* _Instructions for the task_:
Copy out all lines that hold "JSON".

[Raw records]
^^^^^^^^

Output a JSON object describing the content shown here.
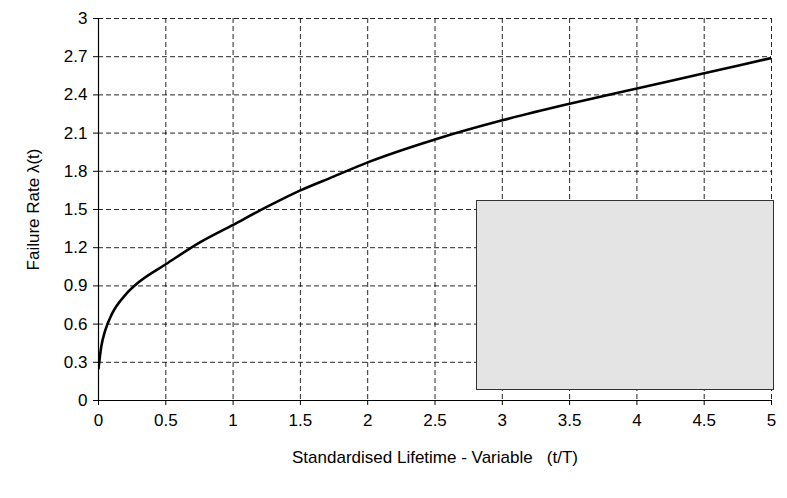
{
  "chart_data": {
    "type": "line",
    "x_label": "Standardised Lifetime - Variable   (t/T)",
    "y_label": "Failure Rate λ(t)",
    "x": [
      0,
      0.02,
      0.05,
      0.1,
      0.2,
      0.3,
      0.5,
      0.75,
      1,
      1.25,
      1.5,
      1.75,
      2,
      2.5,
      3,
      3.5,
      4,
      4.5,
      5
    ],
    "values": [
      0.25,
      0.42,
      0.55,
      0.68,
      0.83,
      0.93,
      1.07,
      1.24,
      1.38,
      1.52,
      1.65,
      1.76,
      1.87,
      2.05,
      2.2,
      2.33,
      2.45,
      2.57,
      2.69
    ],
    "color": "#000000",
    "xlim": [
      0,
      5
    ],
    "xticks": [
      0,
      0.5,
      1,
      1.5,
      2,
      2.5,
      3,
      3.5,
      4,
      4.5,
      5
    ],
    "ylim": [
      0,
      3
    ],
    "yticks": [
      0,
      0.3,
      0.6,
      0.9,
      1.2,
      1.5,
      1.8,
      2.1,
      2.4,
      2.7,
      3
    ],
    "grid": true
  }
}
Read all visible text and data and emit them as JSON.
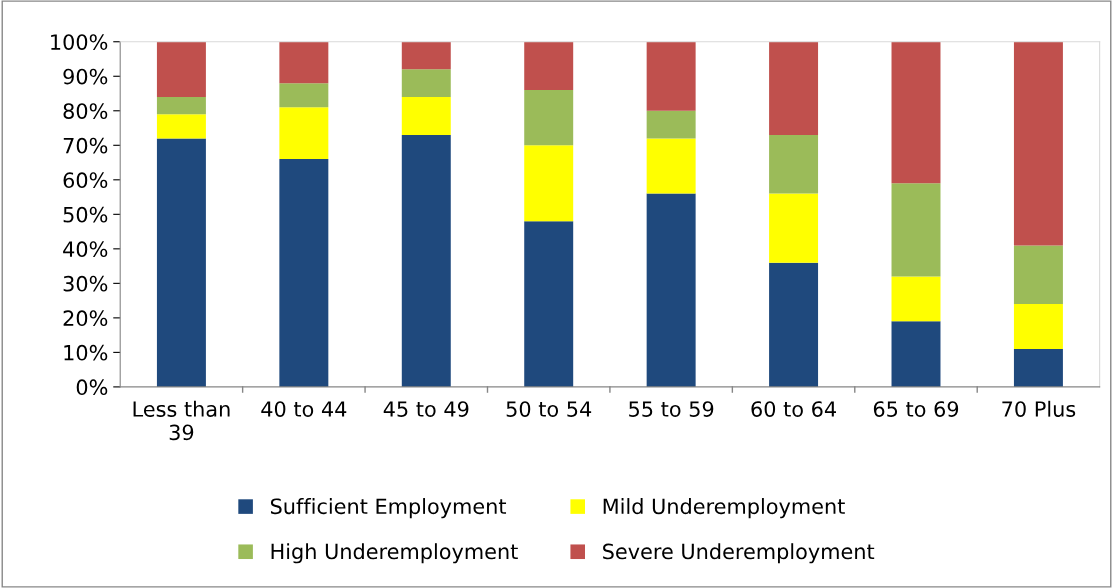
{
  "chart_data": {
    "type": "bar",
    "stacked": true,
    "categories": [
      "Less than\n39",
      "40 to 44",
      "45 to 49",
      "50 to 54",
      "55 to 59",
      "60 to 64",
      "65 to 69",
      "70 Plus"
    ],
    "series": [
      {
        "name": "Sufficient Employment",
        "color": "#1f497d",
        "values": [
          72,
          66,
          73,
          48,
          56,
          36,
          19,
          11
        ]
      },
      {
        "name": "Mild Underemployment",
        "color": "#ffff00",
        "values": [
          7,
          15,
          11,
          22,
          16,
          20,
          13,
          13
        ]
      },
      {
        "name": "High Underemployment",
        "color": "#9bbb59",
        "values": [
          5,
          7,
          8,
          16,
          8,
          17,
          27,
          17
        ]
      },
      {
        "name": "Severe Underemployment",
        "color": "#c0504d",
        "values": [
          16,
          12,
          8,
          14,
          20,
          27,
          41,
          59
        ]
      }
    ],
    "ylim": [
      0,
      100
    ],
    "yticks": [
      {
        "value": 0,
        "label": "0%"
      },
      {
        "value": 10,
        "label": "10%"
      },
      {
        "value": 20,
        "label": "20%"
      },
      {
        "value": 30,
        "label": "30%"
      },
      {
        "value": 40,
        "label": "40%"
      },
      {
        "value": 50,
        "label": "50%"
      },
      {
        "value": 60,
        "label": "60%"
      },
      {
        "value": 70,
        "label": "70%"
      },
      {
        "value": 80,
        "label": "80%"
      },
      {
        "value": 90,
        "label": "90%"
      },
      {
        "value": 100,
        "label": "100%"
      }
    ],
    "grid": false,
    "legend": "bottom"
  }
}
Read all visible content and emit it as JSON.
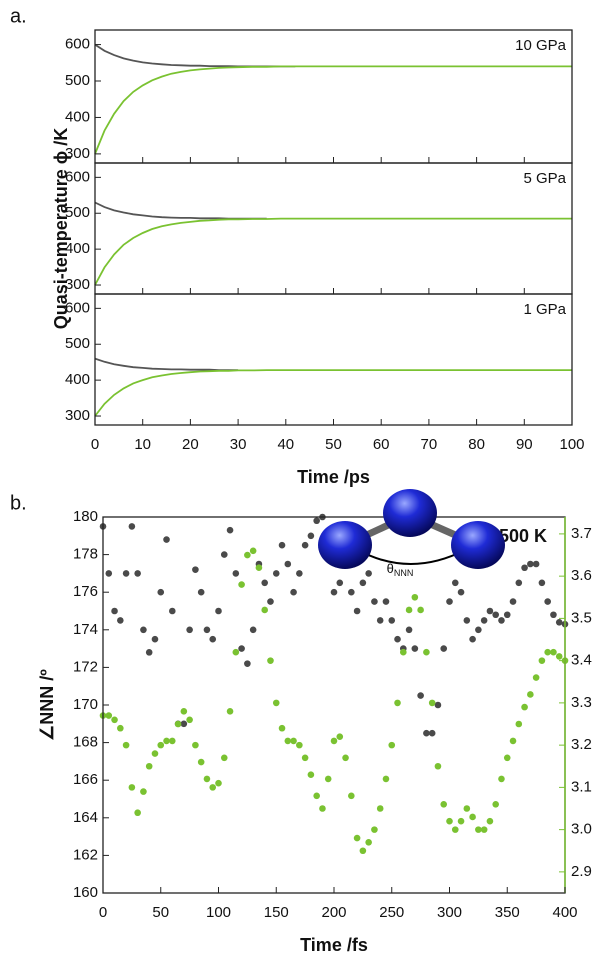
{
  "chart_data": [
    {
      "type": "line",
      "panel_label": "a.",
      "annotation": "10 GPa",
      "x": [
        0,
        2,
        4,
        6,
        8,
        10,
        12,
        14,
        16,
        18,
        20,
        22,
        24,
        26,
        28,
        30,
        33,
        36,
        39,
        42,
        50,
        60,
        70,
        80,
        90,
        100
      ],
      "series": [
        {
          "name": "gray",
          "color": "#555555",
          "values": [
            600,
            583,
            571,
            562,
            556,
            551,
            548,
            546,
            544,
            543,
            542,
            542,
            541,
            541,
            541,
            540,
            540,
            540,
            540,
            540,
            null,
            null,
            null,
            null,
            null,
            null
          ]
        },
        {
          "name": "green",
          "color": "#7ac231",
          "values": [
            300,
            364,
            410,
            445,
            470,
            488,
            502,
            512,
            520,
            525,
            529,
            532,
            534,
            536,
            537,
            538,
            539,
            539,
            540,
            540,
            540,
            540,
            540,
            540,
            540,
            540
          ]
        }
      ],
      "xlim": [
        0,
        100
      ],
      "xticks": [
        0,
        10,
        20,
        30,
        40,
        50,
        60,
        70,
        80,
        90,
        100
      ],
      "ylim": [
        275,
        640
      ],
      "yticks": [
        300,
        400,
        500,
        600
      ]
    },
    {
      "type": "line",
      "annotation": "5 GPa",
      "ylabel": "Quasi-temperature ϕ /K",
      "x": [
        0,
        2,
        4,
        6,
        8,
        10,
        12,
        14,
        16,
        18,
        20,
        22,
        24,
        26,
        28,
        30,
        33,
        36,
        39,
        42,
        50,
        60,
        70,
        80,
        90,
        100
      ],
      "series": [
        {
          "name": "gray",
          "color": "#555555",
          "values": [
            530,
            517,
            508,
            502,
            497,
            494,
            491,
            489,
            488,
            487,
            487,
            486,
            486,
            486,
            485,
            485,
            485,
            485,
            null,
            null,
            null,
            null,
            null,
            null,
            null,
            null
          ]
        },
        {
          "name": "green",
          "color": "#7ac231",
          "values": [
            300,
            349,
            385,
            412,
            431,
            445,
            456,
            464,
            469,
            473,
            476,
            479,
            480,
            482,
            483,
            483,
            484,
            484,
            485,
            485,
            485,
            485,
            485,
            485,
            485,
            485
          ]
        }
      ],
      "xlim": [
        0,
        100
      ],
      "xticks": [
        0,
        10,
        20,
        30,
        40,
        50,
        60,
        70,
        80,
        90,
        100
      ],
      "ylim": [
        275,
        640
      ],
      "yticks": [
        300,
        400,
        500,
        600
      ]
    },
    {
      "type": "line",
      "annotation": "1 GPa",
      "xlabel": "Time /ps",
      "x": [
        0,
        2,
        4,
        6,
        8,
        10,
        12,
        14,
        16,
        18,
        20,
        22,
        24,
        26,
        28,
        30,
        33,
        36,
        39,
        42,
        50,
        60,
        70,
        80,
        90,
        100
      ],
      "series": [
        {
          "name": "gray",
          "color": "#555555",
          "values": [
            460,
            451,
            444,
            440,
            436,
            434,
            432,
            431,
            430,
            430,
            429,
            429,
            429,
            428,
            428,
            428,
            null,
            null,
            null,
            null,
            null,
            null,
            null,
            null,
            null,
            null
          ]
        },
        {
          "name": "green",
          "color": "#7ac231",
          "values": [
            300,
            334,
            359,
            377,
            391,
            400,
            408,
            413,
            417,
            420,
            422,
            424,
            425,
            426,
            426,
            427,
            427,
            428,
            428,
            428,
            428,
            428,
            428,
            428,
            428,
            428
          ]
        }
      ],
      "xlim": [
        0,
        100
      ],
      "xticks": [
        0,
        10,
        20,
        30,
        40,
        50,
        60,
        70,
        80,
        90,
        100
      ],
      "ylim": [
        275,
        640
      ],
      "yticks": [
        300,
        400,
        500,
        600
      ],
      "show_xtick_labels": true
    },
    {
      "type": "scatter",
      "panel_label": "b.",
      "annotation": "500 K",
      "molecule_label": {
        "text": "θ",
        "subscript": "NNN"
      },
      "xlabel": "Time /fs",
      "ylabel": "∠NNN /º",
      "x": [
        0,
        5,
        10,
        15,
        20,
        25,
        30,
        35,
        40,
        45,
        50,
        55,
        60,
        65,
        70,
        75,
        80,
        85,
        90,
        95,
        100,
        105,
        110,
        115,
        120,
        125,
        130,
        135,
        140,
        145,
        150,
        155,
        160,
        165,
        170,
        175,
        180,
        185,
        190,
        195,
        200,
        205,
        210,
        215,
        220,
        225,
        230,
        235,
        240,
        245,
        250,
        255,
        260,
        265,
        270,
        275,
        280,
        285,
        290,
        295,
        300,
        305,
        310,
        315,
        320,
        325,
        330,
        335,
        340,
        345,
        350,
        355,
        360,
        365,
        370,
        375,
        380,
        385,
        390,
        395,
        400
      ],
      "series": [
        {
          "name": "angle",
          "color": "#4a4a4a",
          "values": [
            179.5,
            177,
            175,
            174.5,
            177,
            179.5,
            177,
            174,
            172.8,
            173.5,
            176,
            178.8,
            175,
            169,
            169,
            174,
            177.2,
            176,
            174,
            173.5,
            175,
            178,
            179.3,
            177,
            173,
            172.2,
            174,
            177.5,
            176.5,
            175.5,
            177,
            178.5,
            177.5,
            176,
            177,
            178.5,
            179,
            179.8,
            180,
            178,
            176,
            176.5,
            177.5,
            176,
            175,
            176.5,
            177,
            175.5,
            174.5,
            175.5,
            174.5,
            173.5,
            173,
            174,
            173,
            170.5,
            168.5,
            168.5,
            170,
            173,
            175.5,
            176.5,
            176,
            174.5,
            173.5,
            174,
            174.5,
            175,
            174.8,
            174.5,
            174.8,
            175.5,
            176.5,
            177.3,
            177.5,
            177.5,
            176.5,
            175.5,
            174.8,
            174.4,
            174.3
          ]
        },
        {
          "name": "distance",
          "color": "#7ac231",
          "axis": "y2",
          "values": [
            3.27,
            3.27,
            3.26,
            3.24,
            3.2,
            3.1,
            3.04,
            3.09,
            3.15,
            3.18,
            3.2,
            3.21,
            3.21,
            3.25,
            3.28,
            3.26,
            3.2,
            3.16,
            3.12,
            3.1,
            3.11,
            3.17,
            3.28,
            3.42,
            3.58,
            3.65,
            3.66,
            3.62,
            3.52,
            3.4,
            3.3,
            3.24,
            3.21,
            3.21,
            3.2,
            3.17,
            3.13,
            3.08,
            3.05,
            3.12,
            3.21,
            3.22,
            3.17,
            3.08,
            2.98,
            2.95,
            2.97,
            3.0,
            3.05,
            3.12,
            3.2,
            3.3,
            3.42,
            3.52,
            3.55,
            3.52,
            3.42,
            3.3,
            3.15,
            3.06,
            3.02,
            3.0,
            3.02,
            3.05,
            3.03,
            3.0,
            3.0,
            3.02,
            3.06,
            3.12,
            3.17,
            3.21,
            3.25,
            3.29,
            3.32,
            3.36,
            3.4,
            3.42,
            3.42,
            3.41,
            3.4
          ]
        }
      ],
      "xlim": [
        0,
        400
      ],
      "xticks": [
        0,
        50,
        100,
        150,
        200,
        250,
        300,
        350,
        400
      ],
      "ylim": [
        160,
        180
      ],
      "yticks": [
        160,
        162,
        164,
        166,
        168,
        170,
        172,
        174,
        176,
        178,
        180
      ],
      "y2lim": [
        2.85,
        3.74
      ],
      "y2ticks": [
        2.9,
        {
          "value": 3,
          "label": "3.0"
        },
        3.1,
        3.2,
        3.3,
        3.4,
        3.5,
        3.6,
        3.7
      ],
      "y2color": "#7ac231",
      "show_xtick_labels": true
    }
  ]
}
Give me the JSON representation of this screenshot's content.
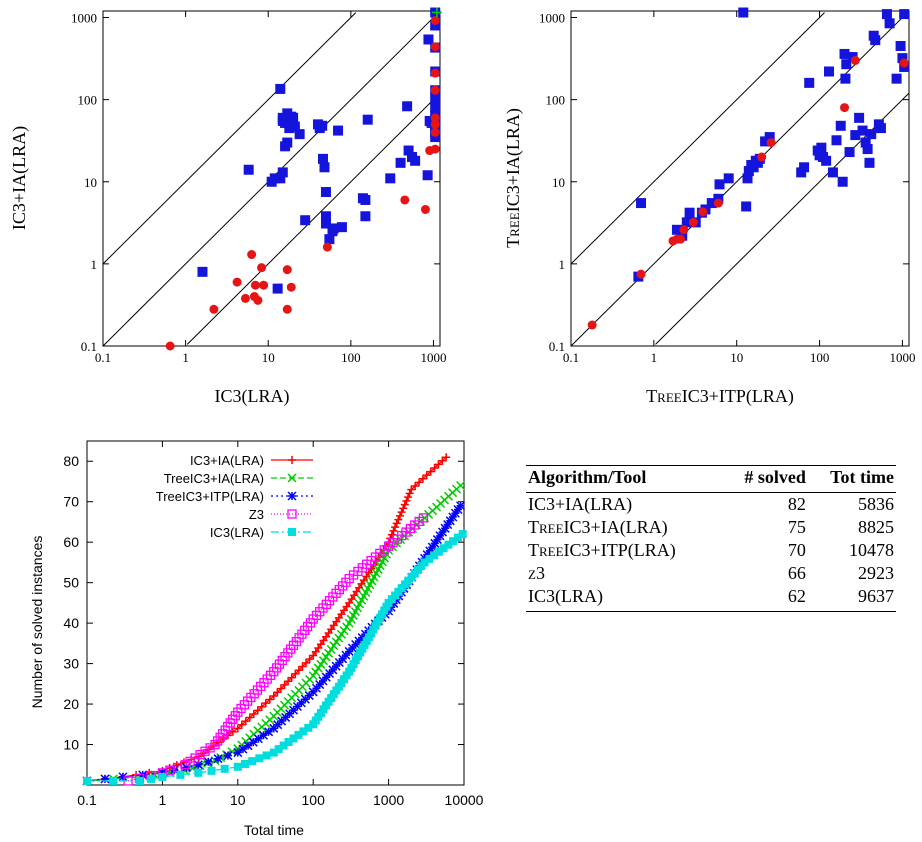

^^^^^^^^

* _Solution_:
Output a JSON object describing the content shown here.
Read all visible text and data and emit them as JSON.
Read all visible content and emit it as JSON.
Give me the JSON representation of this screenshot's content.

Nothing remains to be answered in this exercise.